• **DOCUMENT EXTRACT**:
We just bought a home in Palo Alto and are in the process of getting all our paperwork/insurance in order. Our insurance company has offered us earthquake insurance along with the standard homeowners/flood insurance, but of course the earthquake insurance premium is pretty steep.
We are first-time homebuyers and so have never gone through this process. Is it pretty standard to buy earthquake insurance in the Bay area despite the high premiums?
- No, we have lived in Palo Alto for over 20 years and owned a house for about 19 and we have never had earthquake insurance. From our research, the premiums are high, the deductibles huge and the payout not great. From conversations with my friends most don’t have it.
- We do not have earthquake insurance. Either the premium or the deductible is usually very high – I think we were offered a $25K deductible – so unless it’s a catastrophic earthquake, your claim is unlikely to be more than the deductible. However, you may feel that you do want the assurance of having damage to your home covered in the event of a bad earthquake.
- When my parents and I bought my first house in LA, my dad thought I was crazy to demand earthquake insurance. But I demanded that we add that to the insurance. Nine months later, the Northridge earthquake happened and I lived about two miles away from the epicenter. We had significant damage that was covered by the insurance, thank heavens.
- When my husband and I moved back to Northern California and became renters, it was one of the few things I asked for. He got it. It is expensive but it’s also better than taking your big investment and gambling that a quake won’t happen.
- Triple A (CSAA) offers earthquake insurance.
- The question to ask yourself is, what is your plan in the event of an earthquake that renders your home uninhabitable, and what are the chances of that happening. Many people think that the Bay Area is overdue for a major earthquake. If you could afford to rebuild on your own, or sell the land and move elsewhere, or have assets you could leverage to get a loan large enough to rebuild, then sure, you may not need earthquake insurance. If you’re “house poor,” as we used to say, then I would think hard about at least getting it for a few years until your situation is not so precarious.

• **EXTRACTED INFORMATION**:
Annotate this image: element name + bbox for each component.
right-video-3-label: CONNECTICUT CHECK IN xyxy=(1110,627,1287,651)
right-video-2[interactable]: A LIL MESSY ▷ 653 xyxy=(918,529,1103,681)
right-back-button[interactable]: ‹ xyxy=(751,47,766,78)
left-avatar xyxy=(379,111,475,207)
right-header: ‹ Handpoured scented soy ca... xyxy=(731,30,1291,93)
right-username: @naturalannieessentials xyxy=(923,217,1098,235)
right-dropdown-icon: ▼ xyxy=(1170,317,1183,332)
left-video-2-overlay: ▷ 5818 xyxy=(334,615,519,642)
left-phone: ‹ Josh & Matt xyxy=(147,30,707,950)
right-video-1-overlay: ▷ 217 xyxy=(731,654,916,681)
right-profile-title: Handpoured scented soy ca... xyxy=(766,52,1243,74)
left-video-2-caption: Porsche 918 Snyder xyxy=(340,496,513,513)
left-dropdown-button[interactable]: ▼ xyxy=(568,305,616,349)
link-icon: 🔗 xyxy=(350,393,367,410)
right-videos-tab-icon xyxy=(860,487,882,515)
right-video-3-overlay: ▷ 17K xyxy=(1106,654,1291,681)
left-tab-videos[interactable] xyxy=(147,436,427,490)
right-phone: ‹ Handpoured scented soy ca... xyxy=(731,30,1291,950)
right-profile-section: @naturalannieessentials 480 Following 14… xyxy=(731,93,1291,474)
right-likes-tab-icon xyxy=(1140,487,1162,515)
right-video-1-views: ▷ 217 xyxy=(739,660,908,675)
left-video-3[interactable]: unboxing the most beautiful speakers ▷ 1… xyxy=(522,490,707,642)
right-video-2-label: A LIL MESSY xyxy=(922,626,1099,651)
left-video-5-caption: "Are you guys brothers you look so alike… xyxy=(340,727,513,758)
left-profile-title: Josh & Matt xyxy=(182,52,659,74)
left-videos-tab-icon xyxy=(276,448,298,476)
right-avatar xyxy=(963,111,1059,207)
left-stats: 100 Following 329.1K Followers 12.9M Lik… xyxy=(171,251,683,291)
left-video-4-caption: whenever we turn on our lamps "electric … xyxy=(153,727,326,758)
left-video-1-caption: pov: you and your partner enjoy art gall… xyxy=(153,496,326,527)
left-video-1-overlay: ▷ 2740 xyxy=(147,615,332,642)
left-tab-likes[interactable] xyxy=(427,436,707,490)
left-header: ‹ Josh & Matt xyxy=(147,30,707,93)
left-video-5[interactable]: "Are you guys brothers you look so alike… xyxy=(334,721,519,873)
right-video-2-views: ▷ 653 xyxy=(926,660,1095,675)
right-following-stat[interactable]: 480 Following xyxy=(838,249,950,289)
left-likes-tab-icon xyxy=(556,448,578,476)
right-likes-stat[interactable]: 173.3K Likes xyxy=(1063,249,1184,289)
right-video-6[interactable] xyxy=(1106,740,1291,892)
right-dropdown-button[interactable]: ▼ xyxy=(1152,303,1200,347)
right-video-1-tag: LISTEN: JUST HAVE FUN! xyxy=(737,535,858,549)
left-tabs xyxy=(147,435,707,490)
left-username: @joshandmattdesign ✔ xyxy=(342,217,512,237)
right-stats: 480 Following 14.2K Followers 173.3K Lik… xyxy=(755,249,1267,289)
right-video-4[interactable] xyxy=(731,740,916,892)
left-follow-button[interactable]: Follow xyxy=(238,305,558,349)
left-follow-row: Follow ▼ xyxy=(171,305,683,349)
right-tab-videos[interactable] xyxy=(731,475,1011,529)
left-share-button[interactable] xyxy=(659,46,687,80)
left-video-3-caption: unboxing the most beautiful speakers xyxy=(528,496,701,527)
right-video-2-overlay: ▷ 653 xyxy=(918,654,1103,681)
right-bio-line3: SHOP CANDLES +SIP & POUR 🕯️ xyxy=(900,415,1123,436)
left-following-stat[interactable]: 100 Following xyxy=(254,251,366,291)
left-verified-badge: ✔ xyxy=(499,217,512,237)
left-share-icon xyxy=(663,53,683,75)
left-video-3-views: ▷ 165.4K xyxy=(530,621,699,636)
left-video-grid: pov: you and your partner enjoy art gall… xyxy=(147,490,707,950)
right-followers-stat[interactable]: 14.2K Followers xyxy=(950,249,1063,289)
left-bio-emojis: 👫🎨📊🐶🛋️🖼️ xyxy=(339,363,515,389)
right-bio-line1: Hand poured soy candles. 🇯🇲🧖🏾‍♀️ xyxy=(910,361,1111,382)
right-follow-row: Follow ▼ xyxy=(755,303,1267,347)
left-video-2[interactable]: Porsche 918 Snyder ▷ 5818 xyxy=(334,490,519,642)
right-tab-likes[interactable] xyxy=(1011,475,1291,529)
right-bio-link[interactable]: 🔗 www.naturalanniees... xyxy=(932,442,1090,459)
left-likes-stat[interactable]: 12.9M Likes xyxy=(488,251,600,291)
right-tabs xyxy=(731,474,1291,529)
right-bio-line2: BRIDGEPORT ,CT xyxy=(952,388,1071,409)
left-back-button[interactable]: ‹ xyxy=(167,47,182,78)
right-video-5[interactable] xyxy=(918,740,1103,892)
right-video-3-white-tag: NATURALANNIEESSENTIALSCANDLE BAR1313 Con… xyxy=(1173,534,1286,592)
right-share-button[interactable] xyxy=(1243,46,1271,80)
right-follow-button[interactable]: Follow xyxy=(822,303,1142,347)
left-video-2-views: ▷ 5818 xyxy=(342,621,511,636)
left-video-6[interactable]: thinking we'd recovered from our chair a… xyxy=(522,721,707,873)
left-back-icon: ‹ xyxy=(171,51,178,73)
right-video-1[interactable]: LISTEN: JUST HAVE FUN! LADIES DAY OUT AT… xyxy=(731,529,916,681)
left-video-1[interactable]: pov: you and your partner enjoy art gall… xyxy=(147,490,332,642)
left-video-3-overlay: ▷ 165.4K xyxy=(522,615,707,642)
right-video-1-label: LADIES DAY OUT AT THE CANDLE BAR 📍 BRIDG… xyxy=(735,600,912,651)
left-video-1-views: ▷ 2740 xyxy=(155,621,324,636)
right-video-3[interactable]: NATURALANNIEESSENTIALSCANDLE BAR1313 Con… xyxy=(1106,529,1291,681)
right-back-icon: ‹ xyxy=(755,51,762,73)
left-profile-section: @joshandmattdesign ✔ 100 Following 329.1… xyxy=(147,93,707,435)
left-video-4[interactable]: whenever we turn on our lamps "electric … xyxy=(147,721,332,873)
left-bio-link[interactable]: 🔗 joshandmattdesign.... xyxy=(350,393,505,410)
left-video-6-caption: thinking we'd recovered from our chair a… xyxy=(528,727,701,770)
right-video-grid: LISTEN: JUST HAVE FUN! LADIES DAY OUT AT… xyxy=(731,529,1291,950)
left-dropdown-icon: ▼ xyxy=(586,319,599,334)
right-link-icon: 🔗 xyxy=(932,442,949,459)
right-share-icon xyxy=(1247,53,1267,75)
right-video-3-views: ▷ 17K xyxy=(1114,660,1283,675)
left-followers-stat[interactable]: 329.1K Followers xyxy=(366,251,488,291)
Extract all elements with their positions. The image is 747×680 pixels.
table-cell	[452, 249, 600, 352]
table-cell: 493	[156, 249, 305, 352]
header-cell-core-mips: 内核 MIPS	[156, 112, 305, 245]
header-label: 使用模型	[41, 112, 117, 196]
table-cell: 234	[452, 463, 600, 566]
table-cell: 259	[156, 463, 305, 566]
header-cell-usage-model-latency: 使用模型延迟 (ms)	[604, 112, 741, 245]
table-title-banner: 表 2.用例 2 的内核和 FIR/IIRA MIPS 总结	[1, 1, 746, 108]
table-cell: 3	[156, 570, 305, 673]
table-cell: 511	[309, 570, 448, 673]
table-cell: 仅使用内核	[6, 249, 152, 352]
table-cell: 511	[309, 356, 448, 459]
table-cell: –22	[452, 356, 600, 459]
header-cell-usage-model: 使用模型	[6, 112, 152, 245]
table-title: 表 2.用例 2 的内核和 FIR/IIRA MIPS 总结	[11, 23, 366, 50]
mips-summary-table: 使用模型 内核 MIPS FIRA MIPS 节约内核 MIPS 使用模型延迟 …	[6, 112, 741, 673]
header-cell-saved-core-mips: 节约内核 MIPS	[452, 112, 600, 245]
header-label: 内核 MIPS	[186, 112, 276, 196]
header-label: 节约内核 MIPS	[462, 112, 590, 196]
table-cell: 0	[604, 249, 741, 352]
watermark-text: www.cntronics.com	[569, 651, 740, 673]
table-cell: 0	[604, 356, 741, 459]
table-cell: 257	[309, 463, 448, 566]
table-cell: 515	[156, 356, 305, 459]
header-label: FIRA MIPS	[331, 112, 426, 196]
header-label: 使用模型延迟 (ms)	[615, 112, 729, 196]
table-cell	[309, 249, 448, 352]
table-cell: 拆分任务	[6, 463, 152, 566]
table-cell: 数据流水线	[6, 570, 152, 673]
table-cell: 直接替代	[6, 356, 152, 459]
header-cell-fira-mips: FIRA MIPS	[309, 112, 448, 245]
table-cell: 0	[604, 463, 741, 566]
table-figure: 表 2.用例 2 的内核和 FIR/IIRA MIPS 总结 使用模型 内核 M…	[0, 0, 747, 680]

• **REQUIRED ACTIONS**:
- A) Copy the earthquake insurance discussion word for word, from "- No, we have" to "a bad earthquake.".
- B) In the earthquake insurance discussion, which earthquake struck nine months after a commenter bought a first house in LA?

• **RESPONSE LIST**:
- A)
- No, we have lived in Palo Alto for over 20 years and owned a house for about 19 and we have never had earthquake insurance. From our research, the premiums are high, the deductibles huge and the payout not great. From conversations with my friends most don’t have it.
- We do not have earthquake insurance. Either the premium or the deductible is usually very high – I think we were offered a $25K deductible – so unless it’s a catastrophic earthquake, your claim is unlikely to be more than the deductible. However, you may feel that you do want the assurance of having damage to your home covered in the event of a bad earthquake.

- B) The Northridge earthquake.